__Short exercise__. Repeat every line of the data exactly, but not the pictures.

-- BEGIN Dataset content --

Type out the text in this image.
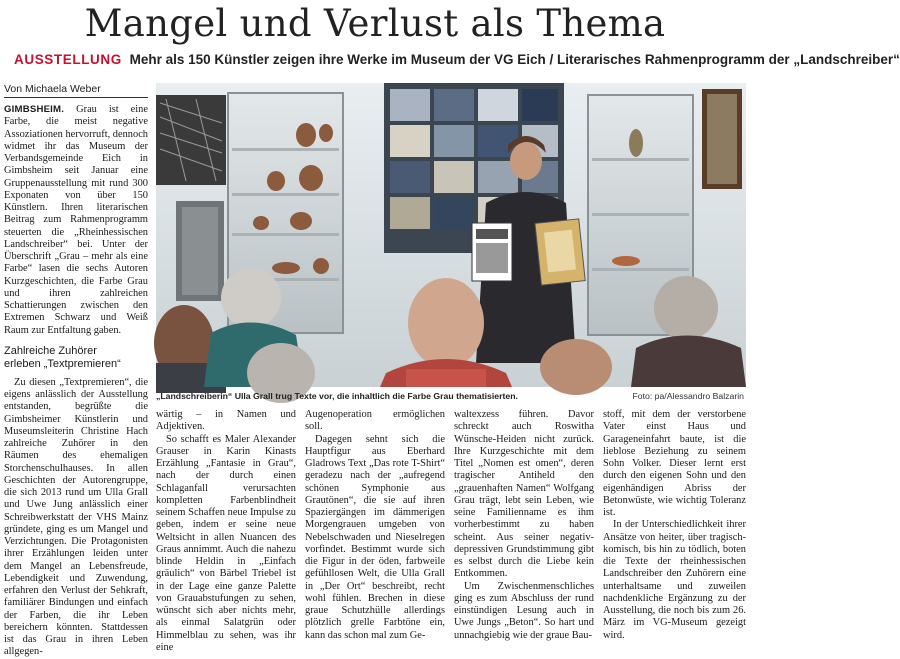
Mangel und Verlust als Thema
AUSSTELLUNG Mehr als 150 Künstler zeigen ihre Werke im Museum der VG Eich / Literarisches Rahmenprogramm der „Landschreiber“
Von Michaela Weber

GIMBSHEIM. Grau ist eine Farbe, die meist negative Assoziationen hervorruft, dennoch widmet ihr das Museum der Verbandsgemeinde Eich in Gimbsheim seit Januar eine Gruppenausstellung mit rund 300 Exponaten von über 150 Künstlern. Ihren literarischen Beitrag zum Rahmenprogramm steuerten die „Rheinhessischen Landschreiber“ bei. Unter der Überschrift „Grau – mehr als eine Farbe“ lasen die sechs Autoren Kurzgeschichten, die Farbe Grau und ihren zahlreichen Schattierungen zwischen den Extremen Schwarz und Weiß Raum zur Entfaltung gaben.

Zahlreiche Zuhörer
erleben „Textpremieren“

Zu diesen „Textpremieren“, die eigens anlässlich der Ausstellung entstanden, begrüßte die Gimbsheimer Künstlerin und Museumsleiterin Christine Hach zahlreiche Zuhörer in den Räumen des ehemaligen Storchenschulhauses. In allen Geschichten der Autorengruppe, die sich 2013 rund um Ulla Grall und Uwe Jung anlässlich einer Schreibwerkstatt der VHS Mainz gründete, ging es um Mangel und Verzichtungen. Die Protagonisten ihrer Erzählungen leiden unter dem Mangel an Lebensfreude, Lebendigkeit und Zuwendung, erfahren den Verlust der Sehkraft, familiärer Bindungen und einfach der Farben, die ihr Leben bereichern könnten. Stattdessen ist das Grau in ihren Leben allgegen-

„Landschreiberin“ Ulla Grall trug Texte vor, die inhaltlich die Farbe Grau thematisierten.	Foto: pa/Alessandro Balzarin

wärtig – in Namen und Adjektiven.

So schafft es Maler Alexander Grauser in Karin Kinasts Erzählung „Fantasie in Grau“, nach der durch einen Schlaganfall verursachten kompletten Farbenblindheit seinem Schaffen neue Impulse zu geben, indem er seine neue Weltsicht in allen Nuancen des Graus annimmt. Auch die nahezu blinde Heldin in „Einfach gräulich“ von Bärbel Triebel ist in der Lage eine ganze Palette von Grauabstufungen zu sehen, wünscht sich aber nichts mehr, als einmal Salatgrün oder Himmelblau zu sehen, was ihr eine

Augenoperation ermöglichen soll.

Dagegen sehnt sich die Hauptfigur aus Eberhard Gladrows Text „Das rote T-Shirt“ geradezu nach der „aufregend schönen Symphonie aus Grautönen“, die sie auf ihren Spaziergängen im dämmerigen Morgengrauen umgeben von Nebelschwaden und Nieselregen vorfindet. Bestimmt wurde sich die Figur in der öden, farbweile gefühllosen Welt, die Ulla Grall in „Der Ort“ beschreibt, recht wohl fühlen. Brechen in diese graue Schutzhülle allerdings plötzlich grelle Farbtöne ein, kann das schon mal zum Ge-

waltexzess führen. Davor schreckt auch Roswitha Wünsche-Heiden nicht zurück. Ihre Kurzgeschichte mit dem Titel „Nomen est omen“, deren tragischer Antiheld den „grauenhaften Namen“ Wolfgang Grau trägt, lebt sein Leben, wie seine Familienname es ihm vorherbestimmt zu haben scheint. Aus seiner negativ-depressiven Grundstimmung gibt es selbst durch die Liebe kein Entkommen.

Um Zwischenmenschliches ging es zum Abschluss der rund einstündigen Lesung auch in Uwe Jungs „Beton“. So hart und unnachgiebig wie der graue Bau-

stoff, mit dem der verstorbene Vater einst Haus und Garageneinfahrt baute, ist die lieblose Beziehung zu seinem Sohn Volker. Dieser lernt erst durch den eigenen Sohn und den eigenhändigen Abriss der Betonwüste, wie wichtig Toleranz ist.

In der Unterschiedlichkeit ihrer Ansätze von heiter, über tragisch-komisch, bis hin zu tödlich, boten die Texte der rheinhessischen Landschreiber den Zuhörern eine unterhaltsame und zuweilen nachdenkliche Ergänzung zu der Ausstellung, die noch bis zum 26. März im VG-Museum gezeigt wird.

-- END Dataset content --

__Task output__.
Type out the text in this image.
Mangel und Verlust als Thema
AUSSTELLUNG Mehr als 150 Künstler zeigen ihre Werke im Museum der VG Eich / Literarisches Rahmenprogramm der „Landschreiber“
Von Michaela Weber

GIMBSHEIM. Grau ist eine Farbe, die meist negative Assoziationen hervorruft, dennoch widmet ihr das Museum der Verbandsgemeinde Eich in Gimbsheim seit Januar eine Gruppenausstellung mit rund 300 Exponaten von über 150 Künstlern. Ihren literarischen Beitrag zum Rahmenprogramm steuerten die „Rheinhessischen Landschreiber“ bei. Unter der Überschrift „Grau – mehr als eine Farbe“ lasen die sechs Autoren Kurzgeschichten, die Farbe Grau und ihren zahlreichen Schattierungen zwischen den Extremen Schwarz und Weiß Raum zur Entfaltung gaben.

Zahlreiche Zuhörer
erleben „Textpremieren“

Zu diesen „Textpremieren“, die eigens anlässlich der Ausstellung entstanden, begrüßte die Gimbsheimer Künstlerin und Museumsleiterin Christine Hach zahlreiche Zuhörer in den Räumen des ehemaligen Storchenschulhauses. In allen Geschichten der Autorengruppe, die sich 2013 rund um Ulla Grall und Uwe Jung anlässlich einer Schreibwerkstatt der VHS Mainz gründete, ging es um Mangel und Verzichtungen. Die Protagonisten ihrer Erzählungen leiden unter dem Mangel an Lebensfreude, Lebendigkeit und Zuwendung, erfahren den Verlust der Sehkraft, familiärer Bindungen und einfach der Farben, die ihr Leben bereichern könnten. Stattdessen ist das Grau in ihren Leben allgegen-

„Landschreiberin“ Ulla Grall trug Texte vor, die inhaltlich die Farbe Grau thematisierten.	Foto: pa/Alessandro Balzarin

wärtig – in Namen und Adjektiven.

So schafft es Maler Alexander Grauser in Karin Kinasts Erzählung „Fantasie in Grau“, nach der durch einen Schlaganfall verursachten kompletten Farbenblindheit seinem Schaffen neue Impulse zu geben, indem er seine neue Weltsicht in allen Nuancen des Graus annimmt. Auch die nahezu blinde Heldin in „Einfach gräulich“ von Bärbel Triebel ist in der Lage eine ganze Palette von Grauabstufungen zu sehen, wünscht sich aber nichts mehr, als einmal Salatgrün oder Himmelblau zu sehen, was ihr eine

Augenoperation ermöglichen soll.

Dagegen sehnt sich die Hauptfigur aus Eberhard Gladrows Text „Das rote T-Shirt“ geradezu nach der „aufregend schönen Symphonie aus Grautönen“, die sie auf ihren Spaziergängen im dämmerigen Morgengrauen umgeben von Nebelschwaden und Nieselregen vorfindet. Bestimmt wurde sich die Figur in der öden, farbweile gefühllosen Welt, die Ulla Grall in „Der Ort“ beschreibt, recht wohl fühlen. Brechen in diese graue Schutzhülle allerdings plötzlich grelle Farbtöne ein, kann das schon mal zum Ge-

waltexzess führen. Davor schreckt auch Roswitha Wünsche-Heiden nicht zurück. Ihre Kurzgeschichte mit dem Titel „Nomen est omen“, deren tragischer Antiheld den „grauenhaften Namen“ Wolfgang Grau trägt, lebt sein Leben, wie seine Familienname es ihm vorherbestimmt zu haben scheint. Aus seiner negativ-depressiven Grundstimmung gibt es selbst durch die Liebe kein Entkommen.

Um Zwischenmenschliches ging es zum Abschluss der rund einstündigen Lesung auch in Uwe Jungs „Beton“. So hart und unnachgiebig wie der graue Bau-

stoff, mit dem der verstorbene Vater einst Haus und Garageneinfahrt baute, ist die lieblose Beziehung zu seinem Sohn Volker. Dieser lernt erst durch den eigenen Sohn und den eigenhändigen Abriss der Betonwüste, wie wichtig Toleranz ist.

In der Unterschiedlichkeit ihrer Ansätze von heiter, über tragisch-komisch, bis hin zu tödlich, boten die Texte der rheinhessischen Landschreiber den Zuhörern eine unterhaltsame und zuweilen nachdenkliche Ergänzung zu der Ausstellung, die noch bis zum 26. März im VG-Museum gezeigt wird.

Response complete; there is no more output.